**INSTRUCTIONS FOR THE TASK:** Could you put the lines of the records, from the first line through the line containing "328, 584, 339]", into a numbered list, leaving out any blank lines?

----

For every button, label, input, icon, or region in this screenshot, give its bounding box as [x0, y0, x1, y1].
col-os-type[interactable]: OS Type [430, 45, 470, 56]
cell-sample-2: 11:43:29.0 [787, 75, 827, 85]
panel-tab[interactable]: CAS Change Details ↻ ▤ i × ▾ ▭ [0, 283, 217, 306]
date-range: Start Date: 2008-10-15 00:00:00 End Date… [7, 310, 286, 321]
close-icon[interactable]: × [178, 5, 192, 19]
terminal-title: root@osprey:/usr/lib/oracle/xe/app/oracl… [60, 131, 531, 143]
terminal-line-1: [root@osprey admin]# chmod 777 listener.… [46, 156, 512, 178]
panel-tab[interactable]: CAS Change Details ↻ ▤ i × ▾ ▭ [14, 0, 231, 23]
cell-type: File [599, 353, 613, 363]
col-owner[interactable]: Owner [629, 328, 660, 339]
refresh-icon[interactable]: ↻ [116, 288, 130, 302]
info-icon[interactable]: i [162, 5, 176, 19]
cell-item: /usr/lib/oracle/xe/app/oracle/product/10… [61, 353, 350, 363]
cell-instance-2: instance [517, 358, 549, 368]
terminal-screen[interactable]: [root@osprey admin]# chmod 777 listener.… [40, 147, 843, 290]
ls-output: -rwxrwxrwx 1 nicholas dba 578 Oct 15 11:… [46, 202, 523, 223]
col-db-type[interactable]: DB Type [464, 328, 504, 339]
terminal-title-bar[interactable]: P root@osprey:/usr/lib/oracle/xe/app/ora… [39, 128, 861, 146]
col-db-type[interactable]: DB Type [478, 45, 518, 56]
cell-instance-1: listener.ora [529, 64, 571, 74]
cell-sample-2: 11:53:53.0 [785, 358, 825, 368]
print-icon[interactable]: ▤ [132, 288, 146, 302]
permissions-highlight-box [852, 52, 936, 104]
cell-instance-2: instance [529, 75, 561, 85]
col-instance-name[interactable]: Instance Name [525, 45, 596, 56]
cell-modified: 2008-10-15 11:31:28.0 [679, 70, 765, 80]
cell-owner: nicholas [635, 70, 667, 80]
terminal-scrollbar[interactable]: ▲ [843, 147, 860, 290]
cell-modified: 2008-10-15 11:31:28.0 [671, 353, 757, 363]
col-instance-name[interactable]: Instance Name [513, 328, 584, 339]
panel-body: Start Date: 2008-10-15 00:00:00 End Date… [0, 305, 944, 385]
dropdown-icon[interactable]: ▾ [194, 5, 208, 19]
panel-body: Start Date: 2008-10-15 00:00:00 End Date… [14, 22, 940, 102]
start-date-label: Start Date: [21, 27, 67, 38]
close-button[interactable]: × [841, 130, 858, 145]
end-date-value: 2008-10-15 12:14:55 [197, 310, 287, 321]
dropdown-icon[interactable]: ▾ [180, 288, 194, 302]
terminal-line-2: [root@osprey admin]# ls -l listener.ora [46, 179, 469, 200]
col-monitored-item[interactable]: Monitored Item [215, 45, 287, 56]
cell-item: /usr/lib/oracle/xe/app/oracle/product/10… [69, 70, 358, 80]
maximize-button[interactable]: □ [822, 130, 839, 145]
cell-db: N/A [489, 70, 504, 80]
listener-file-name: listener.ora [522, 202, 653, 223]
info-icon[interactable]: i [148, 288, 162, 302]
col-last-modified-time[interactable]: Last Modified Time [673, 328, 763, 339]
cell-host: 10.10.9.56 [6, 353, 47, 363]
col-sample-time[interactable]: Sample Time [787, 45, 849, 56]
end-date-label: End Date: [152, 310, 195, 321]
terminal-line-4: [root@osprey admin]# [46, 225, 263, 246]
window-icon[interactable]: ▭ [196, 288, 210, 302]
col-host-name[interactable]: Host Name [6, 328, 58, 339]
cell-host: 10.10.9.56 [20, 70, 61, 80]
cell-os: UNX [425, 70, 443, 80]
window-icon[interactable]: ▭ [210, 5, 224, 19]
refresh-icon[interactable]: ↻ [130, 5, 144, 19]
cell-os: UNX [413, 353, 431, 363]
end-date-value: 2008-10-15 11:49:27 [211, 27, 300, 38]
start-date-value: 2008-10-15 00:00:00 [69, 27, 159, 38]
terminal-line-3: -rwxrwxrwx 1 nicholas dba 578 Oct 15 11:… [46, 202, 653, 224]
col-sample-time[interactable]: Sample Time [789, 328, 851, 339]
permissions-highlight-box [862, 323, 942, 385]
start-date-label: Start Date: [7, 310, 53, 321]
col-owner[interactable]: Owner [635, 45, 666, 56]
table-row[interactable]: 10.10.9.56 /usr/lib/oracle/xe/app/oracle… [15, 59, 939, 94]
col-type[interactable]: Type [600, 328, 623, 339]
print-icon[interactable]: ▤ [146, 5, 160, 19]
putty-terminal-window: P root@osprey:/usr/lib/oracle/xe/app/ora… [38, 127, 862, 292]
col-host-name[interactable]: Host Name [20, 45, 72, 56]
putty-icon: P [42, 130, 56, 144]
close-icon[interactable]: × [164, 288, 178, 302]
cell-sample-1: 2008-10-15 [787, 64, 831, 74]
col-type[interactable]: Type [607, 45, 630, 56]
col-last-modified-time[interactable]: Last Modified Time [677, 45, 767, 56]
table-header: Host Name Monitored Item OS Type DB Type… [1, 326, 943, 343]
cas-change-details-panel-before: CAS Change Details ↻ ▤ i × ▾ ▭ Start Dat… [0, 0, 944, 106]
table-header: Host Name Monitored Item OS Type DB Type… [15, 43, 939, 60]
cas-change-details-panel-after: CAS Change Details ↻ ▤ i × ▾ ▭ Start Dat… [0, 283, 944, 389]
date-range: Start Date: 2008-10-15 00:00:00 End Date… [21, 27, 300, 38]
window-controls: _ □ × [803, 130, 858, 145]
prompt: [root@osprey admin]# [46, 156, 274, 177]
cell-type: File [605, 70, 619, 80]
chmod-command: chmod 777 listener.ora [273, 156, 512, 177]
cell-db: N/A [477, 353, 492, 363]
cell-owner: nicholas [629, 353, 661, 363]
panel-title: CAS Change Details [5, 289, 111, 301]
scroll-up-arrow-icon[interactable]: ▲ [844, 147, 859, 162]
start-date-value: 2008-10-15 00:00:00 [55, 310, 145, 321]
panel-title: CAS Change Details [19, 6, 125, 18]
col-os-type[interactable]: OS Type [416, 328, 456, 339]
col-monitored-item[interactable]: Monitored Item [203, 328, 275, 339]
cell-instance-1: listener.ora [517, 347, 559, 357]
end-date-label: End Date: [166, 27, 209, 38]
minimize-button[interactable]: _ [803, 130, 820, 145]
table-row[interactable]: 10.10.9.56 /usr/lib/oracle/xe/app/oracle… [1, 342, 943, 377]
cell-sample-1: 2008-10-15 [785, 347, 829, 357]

----

**SOLUTION TO THE PROBLEM:**
1. For every button, label, input, icon, or region in this screenshot, give its bounding box as [x0, y0, x1, y1].
2. col-os-type[interactable]: OS Type [430, 45, 470, 56]
3. cell-sample-2: 11:43:29.0 [787, 75, 827, 85]
4. panel-tab[interactable]: CAS Change Details ↻ ▤ i × ▾ ▭ [0, 283, 217, 306]
5. date-range: Start Date: 2008-10-15 00:00:00 End Date… [7, 310, 286, 321]
6. close-icon[interactable]: × [178, 5, 192, 19]
7. terminal-title: root@osprey:/usr/lib/oracle/xe/app/oracl… [60, 131, 531, 143]
8. terminal-line-1: [root@osprey admin]# chmod 777 listener.… [46, 156, 512, 178]
9. panel-tab[interactable]: CAS Change Details ↻ ▤ i × ▾ ▭ [14, 0, 231, 23]
10. cell-type: File [599, 353, 613, 363]
11. col-owner[interactable]: Owner [629, 328, 660, 339]
12. refresh-icon[interactable]: ↻ [116, 288, 130, 302]
13. info-icon[interactable]: i [162, 5, 176, 19]
14. cell-item: /usr/lib/oracle/xe/app/oracle/product/10… [61, 353, 350, 363]
15. cell-instance-2: instance [517, 358, 549, 368]
16. terminal-screen[interactable]: [root@osprey admin]# chmod 777 listener.… [40, 147, 843, 290]
17. ls-output: -rwxrwxrwx 1 nicholas dba 578 Oct 15 11:… [46, 202, 523, 223]
18. col-db-type[interactable]: DB Type [464, 328, 504, 339]
19. terminal-title-bar[interactable]: P root@osprey:/usr/lib/oracle/xe/app/ora… [39, 128, 861, 146]
20. col-db-type[interactable]: DB Type [478, 45, 518, 56]
21. cell-instance-1: listener.ora [529, 64, 571, 74]
22. cell-sample-2: 11:53:53.0 [785, 358, 825, 368]
23. print-icon[interactable]: ▤ [132, 288, 146, 302]
24. permissions-highlight-box [852, 52, 936, 104]
25. cell-instance-2: instance [529, 75, 561, 85]
26. col-instance-name[interactable]: Instance Name [525, 45, 596, 56]
27. cell-modified: 2008-10-15 11:31:28.0 [679, 70, 765, 80]
28. cell-owner: nicholas [635, 70, 667, 80]
29. terminal-scrollbar[interactable]: ▲ [843, 147, 860, 290]
30. cell-modified: 2008-10-15 11:31:28.0 [671, 353, 757, 363]
31. col-instance-name[interactable]: Instance Name [513, 328, 584, 339]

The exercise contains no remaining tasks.